Objective —
Output an exact reproduction of the data.
--- START ---
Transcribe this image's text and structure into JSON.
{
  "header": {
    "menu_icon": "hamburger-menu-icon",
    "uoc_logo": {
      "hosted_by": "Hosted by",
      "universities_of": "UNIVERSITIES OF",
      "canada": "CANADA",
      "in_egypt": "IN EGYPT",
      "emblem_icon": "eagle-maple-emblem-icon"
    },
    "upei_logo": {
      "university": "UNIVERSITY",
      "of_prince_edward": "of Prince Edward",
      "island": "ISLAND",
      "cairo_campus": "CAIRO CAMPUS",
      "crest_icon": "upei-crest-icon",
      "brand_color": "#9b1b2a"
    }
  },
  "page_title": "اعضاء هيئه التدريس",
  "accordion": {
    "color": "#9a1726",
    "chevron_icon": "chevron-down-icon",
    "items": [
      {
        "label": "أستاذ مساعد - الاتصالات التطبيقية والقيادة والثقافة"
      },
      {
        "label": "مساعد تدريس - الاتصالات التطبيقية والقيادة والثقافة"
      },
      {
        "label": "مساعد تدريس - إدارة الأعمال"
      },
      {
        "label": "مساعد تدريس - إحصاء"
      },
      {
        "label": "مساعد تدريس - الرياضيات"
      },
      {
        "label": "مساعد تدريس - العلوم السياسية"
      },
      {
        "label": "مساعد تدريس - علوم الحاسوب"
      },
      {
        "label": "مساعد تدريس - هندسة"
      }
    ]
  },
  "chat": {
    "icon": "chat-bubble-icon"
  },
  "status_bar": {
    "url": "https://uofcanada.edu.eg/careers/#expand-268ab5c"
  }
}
--- END ---
Answer below —
Transcribe this image's text and structure into JSON.
{
  "header": {
    "menu_icon": "hamburger-menu-icon",
    "uoc_logo": {
      "hosted_by": "Hosted by",
      "universities_of": "UNIVERSITIES OF",
      "canada": "CANADA",
      "in_egypt": "IN EGYPT",
      "emblem_icon": "eagle-maple-emblem-icon"
    },
    "upei_logo": {
      "university": "UNIVERSITY",
      "of_prince_edward": "of Prince Edward",
      "island": "ISLAND",
      "cairo_campus": "CAIRO CAMPUS",
      "crest_icon": "upei-crest-icon",
      "brand_color": "#9b1b2a"
    }
  },
  "page_title": "اعضاء هيئه التدريس",
  "accordion": {
    "color": "#9a1726",
    "chevron_icon": "chevron-down-icon",
    "items": [
      {
        "label": "أستاذ مساعد - الاتصالات التطبيقية والقيادة والثقافة"
      },
      {
        "label": "مساعد تدريس - الاتصالات التطبيقية والقيادة والثقافة"
      },
      {
        "label": "مساعد تدريس - إدارة الأعمال"
      },
      {
        "label": "مساعد تدريس - إحصاء"
      },
      {
        "label": "مساعد تدريس - الرياضيات"
      },
      {
        "label": "مساعد تدريس - العلوم السياسية"
      },
      {
        "label": "مساعد تدريس - علوم الحاسوب"
      },
      {
        "label": "مساعد تدريس - هندسة"
      }
    ]
  },
  "chat": {
    "icon": "chat-bubble-icon"
  },
  "status_bar": {
    "url": "https://uofcanada.edu.eg/careers/#expand-268ab5c"
  }
}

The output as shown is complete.